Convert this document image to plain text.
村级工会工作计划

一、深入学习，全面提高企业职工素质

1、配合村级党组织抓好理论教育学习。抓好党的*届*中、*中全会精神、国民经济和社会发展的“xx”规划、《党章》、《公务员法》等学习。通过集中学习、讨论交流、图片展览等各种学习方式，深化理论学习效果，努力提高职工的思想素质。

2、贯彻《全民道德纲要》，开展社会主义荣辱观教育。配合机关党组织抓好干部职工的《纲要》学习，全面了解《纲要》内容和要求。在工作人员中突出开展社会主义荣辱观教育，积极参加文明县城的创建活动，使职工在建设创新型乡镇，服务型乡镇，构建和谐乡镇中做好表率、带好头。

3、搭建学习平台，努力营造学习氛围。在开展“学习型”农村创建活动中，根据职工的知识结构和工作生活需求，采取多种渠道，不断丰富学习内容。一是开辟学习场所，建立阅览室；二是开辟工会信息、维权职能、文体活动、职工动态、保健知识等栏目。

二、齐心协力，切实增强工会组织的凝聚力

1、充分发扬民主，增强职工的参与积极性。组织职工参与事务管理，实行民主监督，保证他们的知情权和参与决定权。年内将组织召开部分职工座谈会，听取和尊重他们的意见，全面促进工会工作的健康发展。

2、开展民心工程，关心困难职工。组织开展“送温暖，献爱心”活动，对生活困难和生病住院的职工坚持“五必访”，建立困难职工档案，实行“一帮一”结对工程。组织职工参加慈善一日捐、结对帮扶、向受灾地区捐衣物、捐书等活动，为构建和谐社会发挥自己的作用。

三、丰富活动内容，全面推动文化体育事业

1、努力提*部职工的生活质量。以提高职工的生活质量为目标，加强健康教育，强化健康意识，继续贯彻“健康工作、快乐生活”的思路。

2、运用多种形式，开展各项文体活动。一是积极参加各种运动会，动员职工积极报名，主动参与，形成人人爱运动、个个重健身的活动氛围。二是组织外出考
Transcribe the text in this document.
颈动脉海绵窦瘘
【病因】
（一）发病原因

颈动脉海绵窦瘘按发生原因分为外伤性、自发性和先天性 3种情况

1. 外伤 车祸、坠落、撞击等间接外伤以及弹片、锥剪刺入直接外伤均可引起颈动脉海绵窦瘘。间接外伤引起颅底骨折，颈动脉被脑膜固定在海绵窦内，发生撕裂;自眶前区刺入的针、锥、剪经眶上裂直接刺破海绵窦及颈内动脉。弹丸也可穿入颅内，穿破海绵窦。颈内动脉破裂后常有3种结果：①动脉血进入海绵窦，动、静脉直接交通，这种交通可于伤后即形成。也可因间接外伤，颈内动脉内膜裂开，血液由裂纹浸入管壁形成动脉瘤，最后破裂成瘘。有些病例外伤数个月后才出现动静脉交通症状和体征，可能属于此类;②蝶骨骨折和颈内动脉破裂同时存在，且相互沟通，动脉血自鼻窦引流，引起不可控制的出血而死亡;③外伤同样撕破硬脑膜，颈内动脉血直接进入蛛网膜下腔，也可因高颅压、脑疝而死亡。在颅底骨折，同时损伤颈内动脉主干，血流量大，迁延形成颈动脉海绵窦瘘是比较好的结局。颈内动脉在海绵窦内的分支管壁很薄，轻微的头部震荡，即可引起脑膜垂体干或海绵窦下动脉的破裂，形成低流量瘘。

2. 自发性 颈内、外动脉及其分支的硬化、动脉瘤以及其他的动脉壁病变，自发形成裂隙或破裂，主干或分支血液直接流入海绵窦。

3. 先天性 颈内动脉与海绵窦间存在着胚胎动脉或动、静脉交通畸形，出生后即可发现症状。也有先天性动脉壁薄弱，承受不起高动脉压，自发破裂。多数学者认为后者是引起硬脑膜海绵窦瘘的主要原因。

★ ★ ★ ★

# What needs to be done
Reproduce every record above exactly as it appears.

# Solved exercise
Convert this document image to plain text.
村级工会工作计划

一、深入学习，全面提高企业职工素质

1、配合村级党组织抓好理论教育学习。抓好党的*届*中、*中全会精神、国民经济和社会发展的“xx”规划、《党章》、《公务员法》等学习。通过集中学习、讨论交流、图片展览等各种学习方式，深化理论学习效果，努力提高职工的思想素质。

2、贯彻《全民道德纲要》，开展社会主义荣辱观教育。配合机关党组织抓好干部职工的《纲要》学习，全面了解《纲要》内容和要求。在工作人员中突出开展社会主义荣辱观教育，积极参加文明县城的创建活动，使职工在建设创新型乡镇，服务型乡镇，构建和谐乡镇中做好表率、带好头。

3、搭建学习平台，努力营造学习氛围。在开展“学习型”农村创建活动中，根据职工的知识结构和工作生活需求，采取多种渠道，不断丰富学习内容。一是开辟学习场所，建立阅览室；二是开辟工会信息、维权职能、文体活动、职工动态、保健知识等栏目。

二、齐心协力，切实增强工会组织的凝聚力

1、充分发扬民主，增强职工的参与积极性。组织职工参与事务管理，实行民主监督，保证他们的知情权和参与决定权。年内将组织召开部分职工座谈会，听取和尊重他们的意见，全面促进工会工作的健康发展。

2、开展民心工程，关心困难职工。组织开展“送温暖，献爱心”活动，对生活困难和生病住院的职工坚持“五必访”，建立困难职工档案，实行“一帮一”结对工程。组织职工参加慈善一日捐、结对帮扶、向受灾地区捐衣物、捐书等活动，为构建和谐社会发挥自己的作用。

三、丰富活动内容，全面推动文化体育事业

1、努力提*部职工的生活质量。以提高职工的生活质量为目标，加强健康教育，强化健康意识，继续贯彻“健康工作、快乐生活”的思路。

2、运用多种形式，开展各项文体活动。一是积极参加各种运动会，动员职工积极报名，主动参与，形成人人爱运动、个个重健身的活动氛围。二是组织外出考
Transcribe the text in this document.
颈动脉海绵窦瘘
【病因】
（一）发病原因

颈动脉海绵窦瘘按发生原因分为外伤性、自发性和先天性 3种情况

1. 外伤 车祸、坠落、撞击等间接外伤以及弹片、锥剪刺入直接外伤均可引起颈动脉海绵窦瘘。间接外伤引起颅底骨折，颈动脉被脑膜固定在海绵窦内，发生撕裂;自眶前区刺入的针、锥、剪经眶上裂直接刺破海绵窦及颈内动脉。弹丸也可穿入颅内，穿破海绵窦。颈内动脉破裂后常有3种结果：①动脉血进入海绵窦，动、静脉直接交通，这种交通可于伤后即形成。也可因间接外伤，颈内动脉内膜裂开，血液由裂纹浸入管壁形成动脉瘤，最后破裂成瘘。有些病例外伤数个月后才出现动静脉交通症状和体征，可能属于此类;②蝶骨骨折和颈内动脉破裂同时存在，且相互沟通，动脉血自鼻窦引流，引起不可控制的出血而死亡;③外伤同样撕破硬脑膜，颈内动脉血直接进入蛛网膜下腔，也可因高颅压、脑疝而死亡。在颅底骨折，同时损伤颈内动脉主干，血流量大，迁延形成颈动脉海绵窦瘘是比较好的结局。颈内动脉在海绵窦内的分支管壁很薄，轻微的头部震荡，即可引起脑膜垂体干或海绵窦下动脉的破裂，形成低流量瘘。

2. 自发性 颈内、外动脉及其分支的硬化、动脉瘤以及其他的动脉壁病变，自发形成裂隙或破裂，主干或分支血液直接流入海绵窦。

3. 先天性 颈内动脉与海绵窦间存在着胚胎动脉或动、静脉交通畸形，出生后即可发现症状。也有先天性动脉壁薄弱，承受不起高动脉压，自发破裂。多数学者认为后者是引起硬脑膜海绵窦瘘的主要原因。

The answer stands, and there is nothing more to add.